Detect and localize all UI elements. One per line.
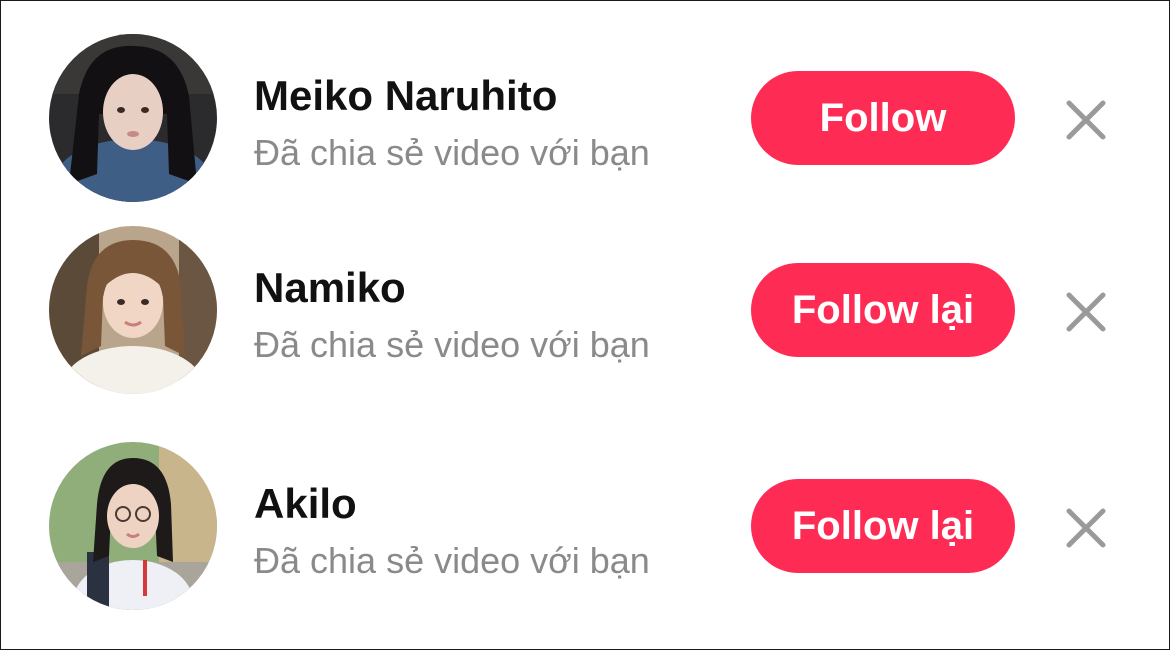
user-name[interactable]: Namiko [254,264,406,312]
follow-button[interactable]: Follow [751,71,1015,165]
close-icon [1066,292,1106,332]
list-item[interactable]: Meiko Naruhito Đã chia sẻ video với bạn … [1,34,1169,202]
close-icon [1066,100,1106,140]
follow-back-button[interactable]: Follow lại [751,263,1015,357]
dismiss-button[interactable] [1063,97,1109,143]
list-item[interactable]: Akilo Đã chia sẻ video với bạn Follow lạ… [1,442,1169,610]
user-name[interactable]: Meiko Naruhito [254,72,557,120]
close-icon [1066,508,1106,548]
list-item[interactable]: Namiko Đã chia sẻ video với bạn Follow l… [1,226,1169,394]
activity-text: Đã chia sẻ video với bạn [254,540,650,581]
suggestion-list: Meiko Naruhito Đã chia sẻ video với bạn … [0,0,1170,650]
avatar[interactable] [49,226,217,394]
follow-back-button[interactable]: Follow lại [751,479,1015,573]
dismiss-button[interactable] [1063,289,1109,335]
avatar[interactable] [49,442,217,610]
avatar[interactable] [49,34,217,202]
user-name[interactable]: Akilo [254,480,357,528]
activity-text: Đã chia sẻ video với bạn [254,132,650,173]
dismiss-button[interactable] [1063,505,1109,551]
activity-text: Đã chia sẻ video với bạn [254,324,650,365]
...
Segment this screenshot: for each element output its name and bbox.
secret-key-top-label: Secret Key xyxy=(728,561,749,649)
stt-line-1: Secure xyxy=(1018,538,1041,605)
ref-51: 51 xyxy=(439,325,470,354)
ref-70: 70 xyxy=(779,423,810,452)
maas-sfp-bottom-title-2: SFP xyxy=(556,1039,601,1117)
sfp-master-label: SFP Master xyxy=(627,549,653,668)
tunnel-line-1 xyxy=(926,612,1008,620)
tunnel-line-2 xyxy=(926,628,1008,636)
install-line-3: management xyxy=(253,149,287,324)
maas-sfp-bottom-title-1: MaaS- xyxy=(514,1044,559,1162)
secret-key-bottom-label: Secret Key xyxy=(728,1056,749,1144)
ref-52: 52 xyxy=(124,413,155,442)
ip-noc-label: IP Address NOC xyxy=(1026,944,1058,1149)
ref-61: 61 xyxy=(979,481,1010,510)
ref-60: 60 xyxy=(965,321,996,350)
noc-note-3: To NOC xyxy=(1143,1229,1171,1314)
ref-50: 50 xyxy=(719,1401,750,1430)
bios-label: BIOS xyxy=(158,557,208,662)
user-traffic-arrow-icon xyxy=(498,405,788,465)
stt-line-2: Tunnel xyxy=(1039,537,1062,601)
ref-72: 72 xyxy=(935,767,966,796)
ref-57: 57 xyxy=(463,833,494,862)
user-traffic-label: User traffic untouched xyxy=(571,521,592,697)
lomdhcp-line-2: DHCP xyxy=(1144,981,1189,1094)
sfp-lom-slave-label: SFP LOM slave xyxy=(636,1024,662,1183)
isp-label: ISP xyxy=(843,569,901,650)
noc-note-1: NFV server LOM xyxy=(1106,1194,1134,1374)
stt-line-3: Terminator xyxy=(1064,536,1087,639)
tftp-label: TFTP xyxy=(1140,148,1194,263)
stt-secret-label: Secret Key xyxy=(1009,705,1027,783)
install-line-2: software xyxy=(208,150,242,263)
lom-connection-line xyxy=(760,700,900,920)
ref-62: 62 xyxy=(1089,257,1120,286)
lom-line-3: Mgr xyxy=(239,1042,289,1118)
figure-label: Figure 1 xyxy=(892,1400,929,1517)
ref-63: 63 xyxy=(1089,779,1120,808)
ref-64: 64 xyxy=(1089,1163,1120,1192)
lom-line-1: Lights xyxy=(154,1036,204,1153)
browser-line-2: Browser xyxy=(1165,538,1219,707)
==
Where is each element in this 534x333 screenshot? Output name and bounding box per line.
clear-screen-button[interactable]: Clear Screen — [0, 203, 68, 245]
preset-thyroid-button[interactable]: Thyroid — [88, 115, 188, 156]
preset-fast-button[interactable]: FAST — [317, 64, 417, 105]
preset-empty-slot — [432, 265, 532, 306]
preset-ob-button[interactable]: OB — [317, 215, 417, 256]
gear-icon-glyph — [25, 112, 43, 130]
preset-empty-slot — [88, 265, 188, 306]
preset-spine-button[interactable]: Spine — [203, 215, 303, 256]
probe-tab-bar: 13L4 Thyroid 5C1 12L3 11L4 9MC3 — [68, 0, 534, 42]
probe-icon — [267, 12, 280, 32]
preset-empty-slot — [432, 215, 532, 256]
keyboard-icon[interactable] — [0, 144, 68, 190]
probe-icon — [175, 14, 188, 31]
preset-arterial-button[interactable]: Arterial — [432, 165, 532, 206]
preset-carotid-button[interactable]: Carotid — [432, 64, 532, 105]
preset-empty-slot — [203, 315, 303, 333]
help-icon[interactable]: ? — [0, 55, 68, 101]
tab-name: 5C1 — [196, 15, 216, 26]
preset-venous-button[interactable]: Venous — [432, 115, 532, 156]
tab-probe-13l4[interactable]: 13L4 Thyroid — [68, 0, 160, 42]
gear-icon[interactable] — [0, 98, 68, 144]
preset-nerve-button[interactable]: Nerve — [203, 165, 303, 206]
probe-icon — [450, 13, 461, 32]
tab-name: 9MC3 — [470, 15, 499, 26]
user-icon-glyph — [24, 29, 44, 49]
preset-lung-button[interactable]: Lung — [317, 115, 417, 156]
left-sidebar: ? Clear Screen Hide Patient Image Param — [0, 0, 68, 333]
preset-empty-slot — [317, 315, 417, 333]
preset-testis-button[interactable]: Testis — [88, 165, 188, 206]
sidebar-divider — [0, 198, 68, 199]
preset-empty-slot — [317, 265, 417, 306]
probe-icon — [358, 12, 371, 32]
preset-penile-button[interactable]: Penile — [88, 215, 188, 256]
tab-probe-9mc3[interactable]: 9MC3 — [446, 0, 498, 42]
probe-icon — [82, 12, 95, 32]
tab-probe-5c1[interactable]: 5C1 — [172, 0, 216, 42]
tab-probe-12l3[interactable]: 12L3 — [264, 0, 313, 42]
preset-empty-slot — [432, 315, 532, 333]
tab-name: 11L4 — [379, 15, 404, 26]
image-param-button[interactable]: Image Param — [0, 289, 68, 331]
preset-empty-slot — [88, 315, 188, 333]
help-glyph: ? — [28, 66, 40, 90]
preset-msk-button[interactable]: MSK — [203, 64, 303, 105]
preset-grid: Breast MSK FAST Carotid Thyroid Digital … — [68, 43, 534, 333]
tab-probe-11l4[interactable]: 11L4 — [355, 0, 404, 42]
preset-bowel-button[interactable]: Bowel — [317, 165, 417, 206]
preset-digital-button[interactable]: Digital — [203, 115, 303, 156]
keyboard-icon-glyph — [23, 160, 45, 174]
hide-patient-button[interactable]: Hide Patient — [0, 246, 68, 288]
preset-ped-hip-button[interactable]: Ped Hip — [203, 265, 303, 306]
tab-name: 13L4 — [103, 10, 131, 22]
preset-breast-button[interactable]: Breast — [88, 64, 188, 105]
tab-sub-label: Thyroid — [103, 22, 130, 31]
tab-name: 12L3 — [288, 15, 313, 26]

◆ Set exercise: Reproduce the material verbatim, starting at the line that contains "Where is each" and ending at the line that contains "preset-spine-button[interactable]: Spine —", with both of those lines included.

◆ Reply to the exercise:
Where is each element in this 534x333 screenshot? Output name and bounding box per line.
clear-screen-button[interactable]: Clear Screen — [0, 203, 68, 245]
preset-thyroid-button[interactable]: Thyroid — [88, 115, 188, 156]
preset-fast-button[interactable]: FAST — [317, 64, 417, 105]
preset-empty-slot — [432, 265, 532, 306]
preset-ob-button[interactable]: OB — [317, 215, 417, 256]
gear-icon-glyph — [25, 112, 43, 130]
preset-empty-slot — [88, 265, 188, 306]
preset-spine-button[interactable]: Spine — [203, 215, 303, 256]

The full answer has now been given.